-- BEGIN --

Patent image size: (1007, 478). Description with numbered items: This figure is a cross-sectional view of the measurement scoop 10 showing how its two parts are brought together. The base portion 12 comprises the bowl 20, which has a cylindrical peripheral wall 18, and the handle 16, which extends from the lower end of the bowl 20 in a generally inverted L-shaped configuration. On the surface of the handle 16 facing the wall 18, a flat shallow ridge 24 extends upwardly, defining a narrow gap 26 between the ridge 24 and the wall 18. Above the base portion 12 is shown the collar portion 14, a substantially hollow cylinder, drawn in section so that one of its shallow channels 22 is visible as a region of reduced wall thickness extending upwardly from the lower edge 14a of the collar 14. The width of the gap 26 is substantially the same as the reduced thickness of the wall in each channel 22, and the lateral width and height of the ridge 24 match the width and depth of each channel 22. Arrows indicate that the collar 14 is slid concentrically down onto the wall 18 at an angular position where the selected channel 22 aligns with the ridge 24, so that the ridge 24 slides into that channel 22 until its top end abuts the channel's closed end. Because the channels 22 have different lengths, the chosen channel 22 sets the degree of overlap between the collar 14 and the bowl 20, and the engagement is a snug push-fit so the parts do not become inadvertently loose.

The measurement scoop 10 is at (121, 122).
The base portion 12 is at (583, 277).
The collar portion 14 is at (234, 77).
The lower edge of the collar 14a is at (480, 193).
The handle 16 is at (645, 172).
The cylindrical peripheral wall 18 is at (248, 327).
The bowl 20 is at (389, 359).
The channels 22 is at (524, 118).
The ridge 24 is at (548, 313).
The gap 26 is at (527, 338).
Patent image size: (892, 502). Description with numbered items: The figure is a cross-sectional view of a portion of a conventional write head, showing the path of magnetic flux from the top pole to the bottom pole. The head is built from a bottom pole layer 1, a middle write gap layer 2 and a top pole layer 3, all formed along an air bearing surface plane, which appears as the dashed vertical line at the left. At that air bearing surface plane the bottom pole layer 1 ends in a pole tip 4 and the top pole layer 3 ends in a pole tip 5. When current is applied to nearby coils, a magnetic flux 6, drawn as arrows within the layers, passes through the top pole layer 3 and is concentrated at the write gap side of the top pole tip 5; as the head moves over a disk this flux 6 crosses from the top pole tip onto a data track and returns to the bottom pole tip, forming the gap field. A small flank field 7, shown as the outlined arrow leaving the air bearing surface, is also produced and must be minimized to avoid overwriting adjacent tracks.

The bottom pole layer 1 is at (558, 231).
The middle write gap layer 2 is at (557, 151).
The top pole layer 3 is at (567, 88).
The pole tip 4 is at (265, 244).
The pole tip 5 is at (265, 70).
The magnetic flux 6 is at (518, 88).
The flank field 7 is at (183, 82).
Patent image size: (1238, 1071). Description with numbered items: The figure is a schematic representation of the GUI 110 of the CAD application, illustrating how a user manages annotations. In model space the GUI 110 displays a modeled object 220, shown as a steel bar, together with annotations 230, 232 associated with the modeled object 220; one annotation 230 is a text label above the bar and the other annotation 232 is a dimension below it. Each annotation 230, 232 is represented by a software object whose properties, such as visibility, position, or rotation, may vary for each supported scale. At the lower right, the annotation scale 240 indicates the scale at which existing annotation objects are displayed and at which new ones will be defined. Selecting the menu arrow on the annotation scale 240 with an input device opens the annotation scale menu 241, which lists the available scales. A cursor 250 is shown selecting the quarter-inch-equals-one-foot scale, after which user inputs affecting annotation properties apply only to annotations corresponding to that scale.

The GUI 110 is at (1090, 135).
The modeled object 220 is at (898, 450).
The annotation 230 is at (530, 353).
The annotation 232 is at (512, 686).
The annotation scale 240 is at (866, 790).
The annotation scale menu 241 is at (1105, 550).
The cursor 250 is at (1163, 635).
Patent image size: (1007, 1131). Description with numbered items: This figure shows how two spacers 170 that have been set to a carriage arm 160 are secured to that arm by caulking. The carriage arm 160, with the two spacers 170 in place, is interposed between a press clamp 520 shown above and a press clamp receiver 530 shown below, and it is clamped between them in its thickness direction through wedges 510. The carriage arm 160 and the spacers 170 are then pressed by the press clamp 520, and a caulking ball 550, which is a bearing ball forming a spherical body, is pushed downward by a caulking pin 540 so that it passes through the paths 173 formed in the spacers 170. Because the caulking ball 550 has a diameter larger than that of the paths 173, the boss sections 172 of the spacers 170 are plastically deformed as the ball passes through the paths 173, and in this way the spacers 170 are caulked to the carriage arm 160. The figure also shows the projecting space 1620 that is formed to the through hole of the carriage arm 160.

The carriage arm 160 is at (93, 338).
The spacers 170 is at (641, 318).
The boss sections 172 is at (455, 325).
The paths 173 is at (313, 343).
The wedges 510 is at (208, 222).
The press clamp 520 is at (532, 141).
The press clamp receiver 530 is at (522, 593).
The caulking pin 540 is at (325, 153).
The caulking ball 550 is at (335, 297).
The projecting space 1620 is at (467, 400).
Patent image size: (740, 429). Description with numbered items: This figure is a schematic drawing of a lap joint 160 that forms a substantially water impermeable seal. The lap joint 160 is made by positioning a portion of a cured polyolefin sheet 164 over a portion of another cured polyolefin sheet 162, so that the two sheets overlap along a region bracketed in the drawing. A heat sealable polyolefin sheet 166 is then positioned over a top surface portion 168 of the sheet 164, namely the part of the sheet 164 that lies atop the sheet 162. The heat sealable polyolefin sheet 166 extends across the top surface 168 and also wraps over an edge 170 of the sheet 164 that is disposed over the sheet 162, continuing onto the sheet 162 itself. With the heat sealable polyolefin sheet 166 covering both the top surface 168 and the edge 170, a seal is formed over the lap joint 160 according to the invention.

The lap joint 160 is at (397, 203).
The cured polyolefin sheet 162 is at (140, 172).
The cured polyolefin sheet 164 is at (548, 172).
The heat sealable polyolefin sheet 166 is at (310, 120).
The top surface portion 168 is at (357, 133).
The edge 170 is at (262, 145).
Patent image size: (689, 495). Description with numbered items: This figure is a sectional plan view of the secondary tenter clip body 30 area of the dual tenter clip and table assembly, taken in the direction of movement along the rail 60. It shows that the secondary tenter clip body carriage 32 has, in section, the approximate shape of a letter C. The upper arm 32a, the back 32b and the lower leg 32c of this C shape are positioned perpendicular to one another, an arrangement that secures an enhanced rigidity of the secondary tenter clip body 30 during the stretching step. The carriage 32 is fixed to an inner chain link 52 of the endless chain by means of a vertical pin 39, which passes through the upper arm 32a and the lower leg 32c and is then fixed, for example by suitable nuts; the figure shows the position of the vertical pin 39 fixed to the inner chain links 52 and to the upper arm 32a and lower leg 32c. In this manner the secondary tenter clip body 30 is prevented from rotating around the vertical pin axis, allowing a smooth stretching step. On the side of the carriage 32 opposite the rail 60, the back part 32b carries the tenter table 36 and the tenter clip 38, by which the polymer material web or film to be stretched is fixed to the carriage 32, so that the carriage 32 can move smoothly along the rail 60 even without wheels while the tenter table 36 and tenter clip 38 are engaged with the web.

-- END --

* [Set exercise]:
Convert the lines of the material above, from the line containing "Patent image size: (892, 502)." down to the line containing "The flank field 7 is at (183, 82).", both included, into a JSON list of strings, one string per line. Skip blank lines.

* [Exercise result]:
[
  "Patent image size: (892, 502). Description with numbered items: The figure is a cross-sectional view of a portion of a conventional write head, showing the path of magnetic flux from the top pole to the bottom pole. The head is built from a bottom pole layer 1, a middle write gap layer 2 and a top pole layer 3, all formed along an air bearing surface plane, which appears as the dashed vertical line at the left. At that air bearing surface plane the bottom pole layer 1 ends in a pole tip 4 and the top pole layer 3 ends in a pole tip 5. When current is applied to nearby coils, a magnetic flux 6, drawn as arrows within the layers, passes through the top pole layer 3 and is concentrated at the write gap side of the top pole tip 5; as the head moves over a disk this flux 6 crosses from the top pole tip onto a data track and returns to the bottom pole tip, forming the gap field. A small flank field 7, shown as the outlined arrow leaving the air bearing surface, is also produced and must be minimized to avoid overwriting adjacent tracks.",
  "The bottom pole layer 1 is at (558, 231).",
  "The middle write gap layer 2 is at (557, 151).",
  "The top pole layer 3 is at (567, 88).",
  "The pole tip 4 is at (265, 244).",
  "The pole tip 5 is at (265, 70).",
  "The magnetic flux 6 is at (518, 88).",
  "The flank field 7 is at (183, 82)."
]